→ The problem
Copy the following lines verbatim, from the first to the last.

→ Saved entries
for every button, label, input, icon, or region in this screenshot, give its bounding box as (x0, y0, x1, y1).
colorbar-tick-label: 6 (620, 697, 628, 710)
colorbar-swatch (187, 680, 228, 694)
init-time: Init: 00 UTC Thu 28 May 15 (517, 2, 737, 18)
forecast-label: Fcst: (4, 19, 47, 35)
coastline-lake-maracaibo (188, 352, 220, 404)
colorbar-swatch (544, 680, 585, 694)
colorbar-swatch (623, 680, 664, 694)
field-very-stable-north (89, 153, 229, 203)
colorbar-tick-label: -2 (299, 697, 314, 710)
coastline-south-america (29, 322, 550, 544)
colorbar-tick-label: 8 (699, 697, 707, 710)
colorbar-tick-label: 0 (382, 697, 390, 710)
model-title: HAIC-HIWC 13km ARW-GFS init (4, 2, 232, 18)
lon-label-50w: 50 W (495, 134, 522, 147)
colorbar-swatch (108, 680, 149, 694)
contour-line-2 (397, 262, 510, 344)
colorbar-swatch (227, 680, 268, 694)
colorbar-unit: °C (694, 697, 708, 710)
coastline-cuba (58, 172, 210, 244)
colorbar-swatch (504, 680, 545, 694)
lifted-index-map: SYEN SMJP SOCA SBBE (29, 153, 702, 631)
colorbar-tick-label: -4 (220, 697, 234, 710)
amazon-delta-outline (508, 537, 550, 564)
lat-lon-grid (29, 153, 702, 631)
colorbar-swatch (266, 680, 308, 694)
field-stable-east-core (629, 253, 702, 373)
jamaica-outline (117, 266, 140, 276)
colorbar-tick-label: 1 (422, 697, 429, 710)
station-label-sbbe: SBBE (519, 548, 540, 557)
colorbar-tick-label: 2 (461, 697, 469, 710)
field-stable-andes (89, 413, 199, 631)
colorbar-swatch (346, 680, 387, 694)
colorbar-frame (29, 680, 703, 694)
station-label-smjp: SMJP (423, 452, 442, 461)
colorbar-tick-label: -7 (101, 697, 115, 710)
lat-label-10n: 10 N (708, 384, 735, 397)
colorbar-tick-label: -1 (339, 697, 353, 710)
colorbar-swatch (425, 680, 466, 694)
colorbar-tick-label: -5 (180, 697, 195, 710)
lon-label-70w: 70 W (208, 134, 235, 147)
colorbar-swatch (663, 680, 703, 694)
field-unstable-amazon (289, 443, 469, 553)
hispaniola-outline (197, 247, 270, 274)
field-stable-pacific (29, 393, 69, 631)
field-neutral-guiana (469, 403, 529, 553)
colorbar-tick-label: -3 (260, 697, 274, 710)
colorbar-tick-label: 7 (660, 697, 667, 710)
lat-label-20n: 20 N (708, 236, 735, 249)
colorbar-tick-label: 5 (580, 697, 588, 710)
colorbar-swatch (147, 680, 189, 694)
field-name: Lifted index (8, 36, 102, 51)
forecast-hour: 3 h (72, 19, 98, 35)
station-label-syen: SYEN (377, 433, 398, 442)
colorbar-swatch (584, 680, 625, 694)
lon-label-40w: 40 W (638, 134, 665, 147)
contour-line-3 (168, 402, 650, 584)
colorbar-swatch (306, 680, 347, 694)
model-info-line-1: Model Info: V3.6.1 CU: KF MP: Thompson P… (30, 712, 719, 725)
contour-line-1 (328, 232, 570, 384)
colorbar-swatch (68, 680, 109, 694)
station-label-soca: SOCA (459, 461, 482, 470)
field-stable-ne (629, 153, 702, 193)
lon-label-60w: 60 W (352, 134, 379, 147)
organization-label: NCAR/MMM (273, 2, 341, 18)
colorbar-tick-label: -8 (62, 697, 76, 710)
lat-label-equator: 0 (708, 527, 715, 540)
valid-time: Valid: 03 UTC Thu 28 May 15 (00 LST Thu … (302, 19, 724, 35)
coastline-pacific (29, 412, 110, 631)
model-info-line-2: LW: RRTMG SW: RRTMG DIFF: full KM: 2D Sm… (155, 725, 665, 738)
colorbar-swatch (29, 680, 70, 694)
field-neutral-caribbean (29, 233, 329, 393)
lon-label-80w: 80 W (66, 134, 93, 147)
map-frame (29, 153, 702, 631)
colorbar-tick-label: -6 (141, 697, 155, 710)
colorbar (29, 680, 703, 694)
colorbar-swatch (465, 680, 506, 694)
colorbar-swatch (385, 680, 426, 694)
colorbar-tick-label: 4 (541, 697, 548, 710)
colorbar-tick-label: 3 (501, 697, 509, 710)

→ Exercise output
for every button, label, input, icon, or region in this screenshot, give its bounding box as (x0, y0, x1, y1).
colorbar-tick-label: 6 (620, 697, 628, 710)
colorbar-swatch (187, 680, 228, 694)
init-time: Init: 00 UTC Thu 28 May 15 (517, 2, 737, 18)
forecast-label: Fcst: (4, 19, 47, 35)
coastline-lake-maracaibo (188, 352, 220, 404)
colorbar-swatch (544, 680, 585, 694)
colorbar-swatch (623, 680, 664, 694)
field-very-stable-north (89, 153, 229, 203)
colorbar-tick-label: -2 (299, 697, 314, 710)
coastline-south-america (29, 322, 550, 544)
colorbar-tick-label: 8 (699, 697, 707, 710)
colorbar-tick-label: 0 (382, 697, 390, 710)
model-title: HAIC-HIWC 13km ARW-GFS init (4, 2, 232, 18)
lon-label-50w: 50 W (495, 134, 522, 147)
colorbar-swatch (108, 680, 149, 694)
contour-line-2 (397, 262, 510, 344)
colorbar-swatch (227, 680, 268, 694)
colorbar-unit: °C (694, 697, 708, 710)
coastline-cuba (58, 172, 210, 244)
colorbar-swatch (504, 680, 545, 694)
lifted-index-map: SYEN SMJP SOCA SBBE (29, 153, 702, 631)
colorbar-tick-label: -4 (220, 697, 234, 710)
amazon-delta-outline (508, 537, 550, 564)
lat-lon-grid (29, 153, 702, 631)
colorbar-swatch (266, 680, 308, 694)
field-stable-east-core (629, 253, 702, 373)
jamaica-outline (117, 266, 140, 276)
colorbar-tick-label: 1 (422, 697, 429, 710)
station-label-sbbe: SBBE (519, 548, 540, 557)
colorbar-tick-label: 2 (461, 697, 469, 710)
field-stable-andes (89, 413, 199, 631)
colorbar-swatch (346, 680, 387, 694)
colorbar-frame (29, 680, 703, 694)
station-label-smjp: SMJP (423, 452, 442, 461)
colorbar-tick-label: -7 (101, 697, 115, 710)
lat-label-10n: 10 N (708, 384, 735, 397)
colorbar-tick-label: -1 (339, 697, 353, 710)
colorbar-swatch (425, 680, 466, 694)
colorbar-tick-label: -5 (180, 697, 195, 710)
lon-label-70w: 70 W (208, 134, 235, 147)
colorbar-swatch (663, 680, 703, 694)
field-unstable-amazon (289, 443, 469, 553)
hispaniola-outline (197, 247, 270, 274)
field-stable-pacific (29, 393, 69, 631)
field-neutral-guiana (469, 403, 529, 553)
colorbar-tick-label: -3 (260, 697, 274, 710)
colorbar-tick-label: 7 (660, 697, 667, 710)
lat-label-20n: 20 N (708, 236, 735, 249)
colorbar-tick-label: 5 (580, 697, 588, 710)
colorbar-swatch (147, 680, 189, 694)
field-name: Lifted index (8, 36, 102, 51)
forecast-hour: 3 h (72, 19, 98, 35)
station-label-syen: SYEN (377, 433, 398, 442)
colorbar-swatch (584, 680, 625, 694)
lon-label-40w: 40 W (638, 134, 665, 147)
contour-line-3 (168, 402, 650, 584)
colorbar-swatch (306, 680, 347, 694)
model-info-line-1: Model Info: V3.6.1 CU: KF MP: Thompson P… (30, 712, 719, 725)
contour-line-1 (328, 232, 570, 384)
colorbar-swatch (68, 680, 109, 694)
station-label-soca: SOCA (459, 461, 482, 470)
field-stable-ne (629, 153, 702, 193)
lon-label-60w: 60 W (352, 134, 379, 147)
organization-label: NCAR/MMM (273, 2, 341, 18)
colorbar-tick-label: -8 (62, 697, 76, 710)
lat-label-equator: 0 (708, 527, 715, 540)
valid-time: Valid: 03 UTC Thu 28 May 15 (00 LST Thu … (302, 19, 724, 35)
coastline-pacific (29, 412, 110, 631)
model-info-line-2: LW: RRTMG SW: RRTMG DIFF: full KM: 2D Sm… (155, 725, 665, 738)
colorbar-swatch (29, 680, 70, 694)
field-neutral-caribbean (29, 233, 329, 393)
lon-label-80w: 80 W (66, 134, 93, 147)
map-frame (29, 153, 702, 631)
colorbar-tick-label: -6 (141, 697, 155, 710)
colorbar (29, 680, 703, 694)
colorbar-swatch (465, 680, 506, 694)
colorbar-swatch (385, 680, 426, 694)
colorbar-tick-label: 4 (541, 697, 548, 710)
colorbar-tick-label: 3 (501, 697, 509, 710)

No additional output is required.